▸ **Written request**
Can you output the material exactly as written, minus any pictures it holds?

[Chart and figure data]
========

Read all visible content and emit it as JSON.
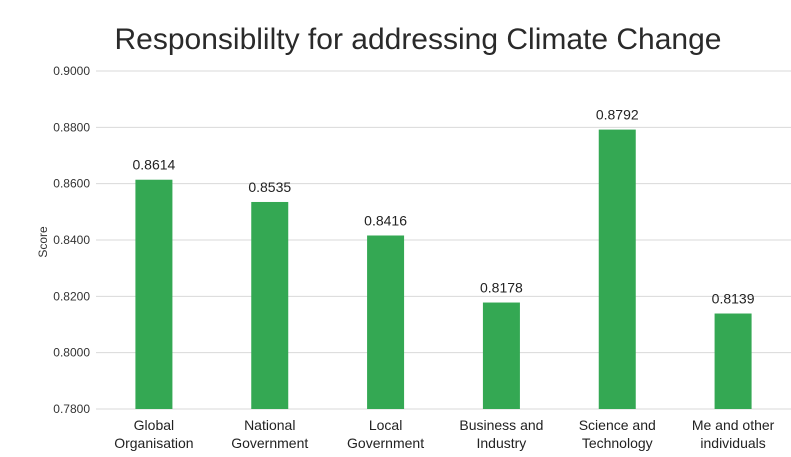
{
  "colors": {
    "bar": "#34a853",
    "plot_background": "#ffffff",
    "page_background": "#f1f1f1",
    "gridline": "#d9d9d9"
  },
  "chart_data": {
    "type": "bar",
    "title": "Responsiblilty for addressing Climate Change",
    "xlabel": "",
    "ylabel": "Score",
    "ylim": [
      0.78,
      0.9
    ],
    "yticks": [
      "0.7800",
      "0.8000",
      "0.8200",
      "0.8400",
      "0.8600",
      "0.8800",
      "0.9000"
    ],
    "grid": true,
    "legend": "none",
    "categories": [
      [
        "Global",
        "Organisation"
      ],
      [
        "National",
        "Government"
      ],
      [
        "Local",
        "Government"
      ],
      [
        "Business and",
        "Industry"
      ],
      [
        "Science and",
        "Technology"
      ],
      [
        "Me and other",
        "individuals"
      ]
    ],
    "values": [
      0.8614,
      0.8535,
      0.8416,
      0.8178,
      0.8792,
      0.8139
    ],
    "data_labels": [
      "0.8614",
      "0.8535",
      "0.8416",
      "0.8178",
      "0.8792",
      "0.8139"
    ]
  }
}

========

▸ **Exercise response**
Read all visible content and emit it as JSON.
{
  "colors": {
    "bar": "#34a853",
    "plot_background": "#ffffff",
    "page_background": "#f1f1f1",
    "gridline": "#d9d9d9"
  },
  "chart_data": {
    "type": "bar",
    "title": "Responsiblilty for addressing Climate Change",
    "xlabel": "",
    "ylabel": "Score",
    "ylim": [
      0.78,
      0.9
    ],
    "yticks": [
      "0.7800",
      "0.8000",
      "0.8200",
      "0.8400",
      "0.8600",
      "0.8800",
      "0.9000"
    ],
    "grid": true,
    "legend": "none",
    "categories": [
      [
        "Global",
        "Organisation"
      ],
      [
        "National",
        "Government"
      ],
      [
        "Local",
        "Government"
      ],
      [
        "Business and",
        "Industry"
      ],
      [
        "Science and",
        "Technology"
      ],
      [
        "Me and other",
        "individuals"
      ]
    ],
    "values": [
      0.8614,
      0.8535,
      0.8416,
      0.8178,
      0.8792,
      0.8139
    ],
    "data_labels": [
      "0.8614",
      "0.8535",
      "0.8416",
      "0.8178",
      "0.8792",
      "0.8139"
    ]
  }
}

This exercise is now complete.